### INSTRUCTIONS FOR THE TASK
Exclude all pictures, then copy each of the records exactly as written.

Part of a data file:
━━━━━━━━━━━━━━━━━━━━

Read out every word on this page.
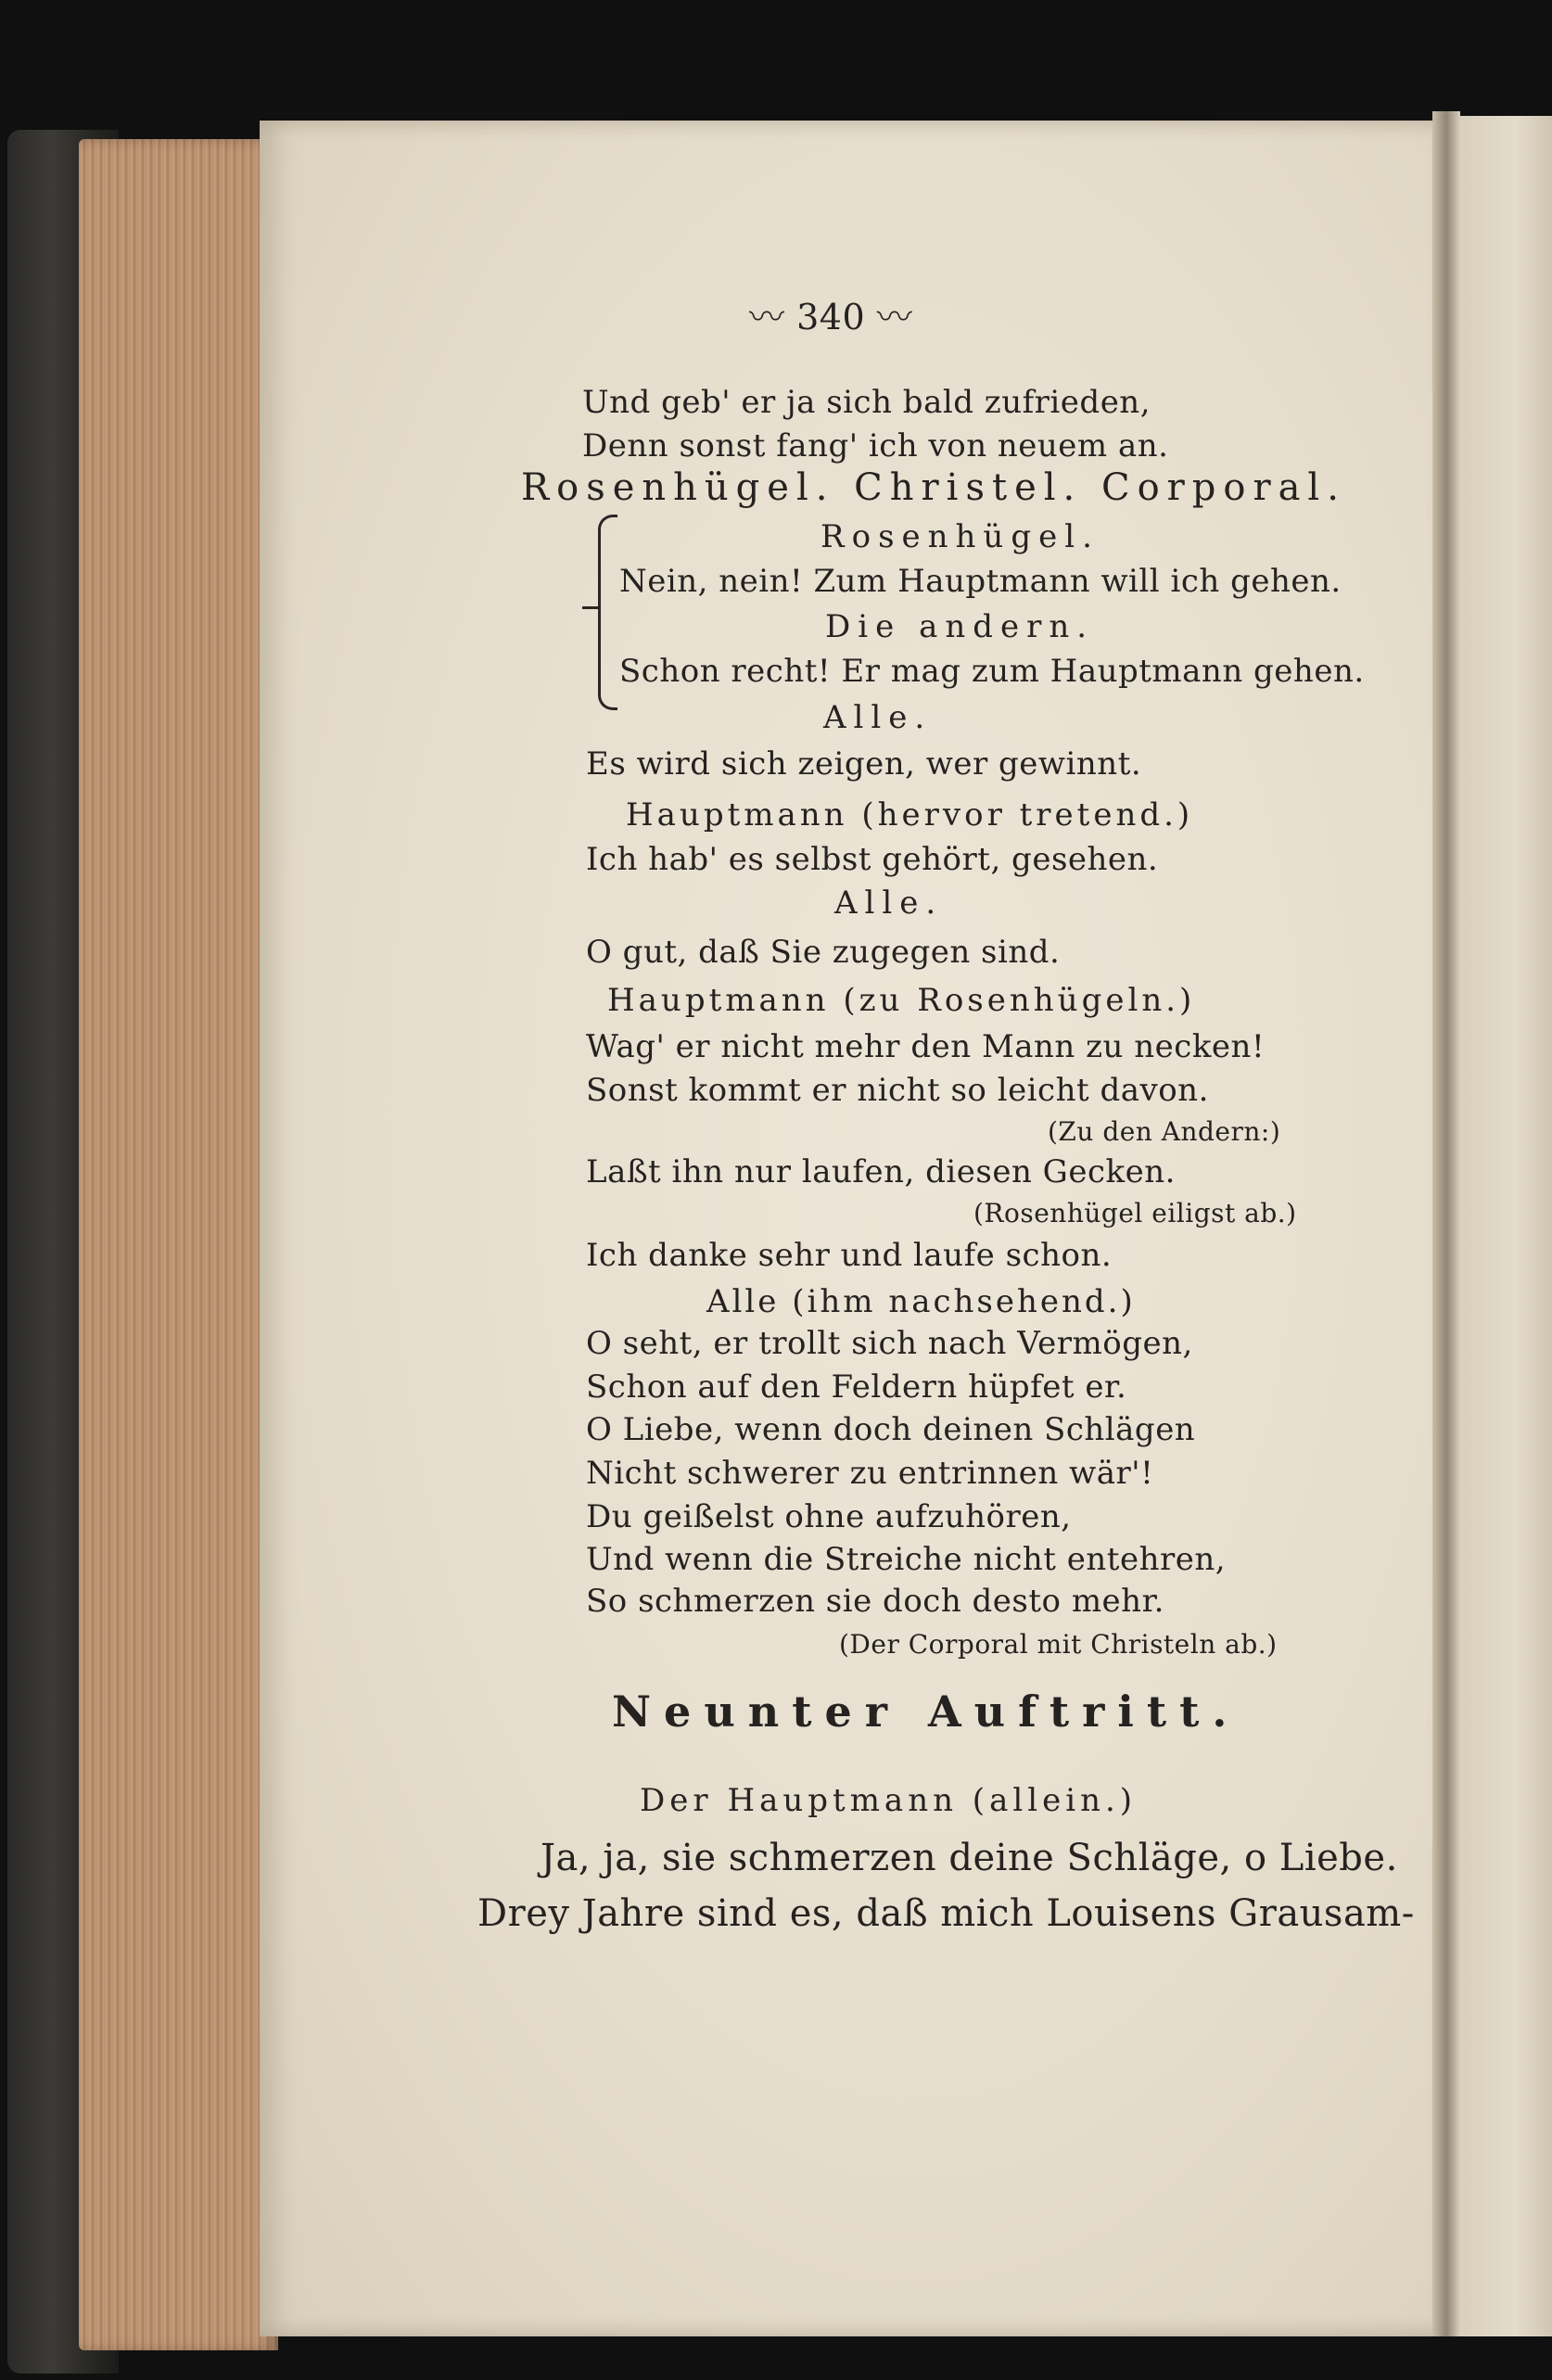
〰 340 〰
Und geb' er ja sich bald zufrieden,
Denn sonst fang' ich von neuem an.
Rosenhügel. Christel. Corporal.
Rosenhügel.
Nein, nein! Zum Hauptmann will ich gehen.
Die andern.
Schon recht! Er mag zum Hauptmann gehen.
Alle.
Es wird sich zeigen, wer gewinnt.
Hauptmann (hervor tretend.)
Ich hab' es selbst gehört, gesehen.
Alle.
O gut, daß Sie zugegen sind.
Hauptmann (zu Rosenhügeln.)
Wag' er nicht mehr den Mann zu necken!
Sonst kommt er nicht so leicht davon.
(Zu den Andern:)
Laßt ihn nur laufen, diesen Gecken.
(Rosenhügel eiligst ab.)
Ich danke sehr und laufe schon.
Alle (ihm nachsehend.)
O seht, er trollt sich nach Vermögen,
Schon auf den Feldern hüpfet er.
O Liebe, wenn doch deinen Schlägen
Nicht schwerer zu entrinnen wär'!
Du geißelst ohne aufzuhören,
Und wenn die Streiche nicht entehren,
So schmerzen sie doch desto mehr.
(Der Corporal mit Christeln ab.)
Neunter Auftritt.
Der Hauptmann (allein.)
Ja, ja, sie schmerzen deine Schläge, o Liebe.
Drey Jahre sind es, daß mich Louisens Grausam-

━━━━━━━━━━━━━━━━━━━━

### FINAL RESULT
Read out every word on this page.
〰 340 〰
Und geb' er ja sich bald zufrieden,
Denn sonst fang' ich von neuem an.
Rosenhügel. Christel. Corporal.
Rosenhügel.
Nein, nein! Zum Hauptmann will ich gehen.
Die andern.
Schon recht! Er mag zum Hauptmann gehen.
Alle.
Es wird sich zeigen, wer gewinnt.
Hauptmann (hervor tretend.)
Ich hab' es selbst gehört, gesehen.
Alle.
O gut, daß Sie zugegen sind.
Hauptmann (zu Rosenhügeln.)
Wag' er nicht mehr den Mann zu necken!
Sonst kommt er nicht so leicht davon.
(Zu den Andern:)
Laßt ihn nur laufen, diesen Gecken.
(Rosenhügel eiligst ab.)
Ich danke sehr und laufe schon.
Alle (ihm nachsehend.)
O seht, er trollt sich nach Vermögen,
Schon auf den Feldern hüpfet er.
O Liebe, wenn doch deinen Schlägen
Nicht schwerer zu entrinnen wär'!
Du geißelst ohne aufzuhören,
Und wenn die Streiche nicht entehren,
So schmerzen sie doch desto mehr.
(Der Corporal mit Christeln ab.)
Neunter Auftritt.
Der Hauptmann (allein.)
Ja, ja, sie schmerzen deine Schläge, o Liebe.
Drey Jahre sind es, daß mich Louisens Grausam-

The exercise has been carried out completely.